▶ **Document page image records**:
▽

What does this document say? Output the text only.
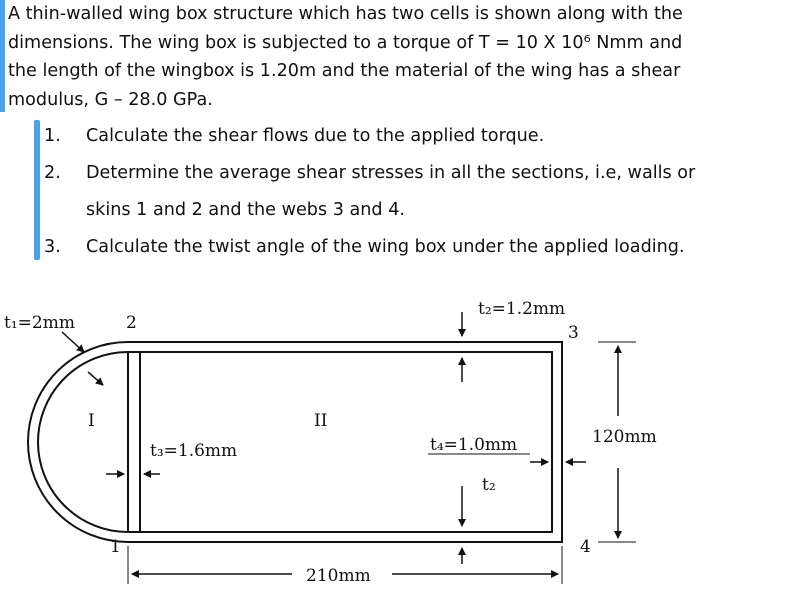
A thin-walled wing box structure which has two cells is shown along with the
dimensions. The wing box is subjected to a torque of T = 10 X 10⁶ Nmm and
the length of the wingbox is 1.20m and the material of the wing has a shear
modulus, G – 28.0 GPa.
1. Calculate the shear flows due to the applied torque.
2. Determine the average shear stresses in all the sections, i.e, walls or
skins 1 and 2 and the webs 3 and 4.
3. Calculate the twist angle of the wing box under the applied loading.
t₁=2mm	2
t₂=1.2mm
3
I	II
t₃=1.6mm	t₄=1.0mm
t₂
120mm
4
1
210mm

△

▶ **TASK OBJECTIVE**:
Print every entry exactly; omit the pictures.

▶ **ANSWER BOX**:
What does this document say? Output the text only.
A thin-walled wing box structure which has two cells is shown along with the
dimensions. The wing box is subjected to a torque of T = 10 X 10⁶ Nmm and
the length of the wingbox is 1.20m and the material of the wing has a shear
modulus, G – 28.0 GPa.
1. Calculate the shear flows due to the applied torque.
2. Determine the average shear stresses in all the sections, i.e, walls or
skins 1 and 2 and the webs 3 and 4.
3. Calculate the twist angle of the wing box under the applied loading.
t₁=2mm	2
t₂=1.2mm
3
I	II
t₃=1.6mm	t₄=1.0mm
t₂
120mm
4
1
210mm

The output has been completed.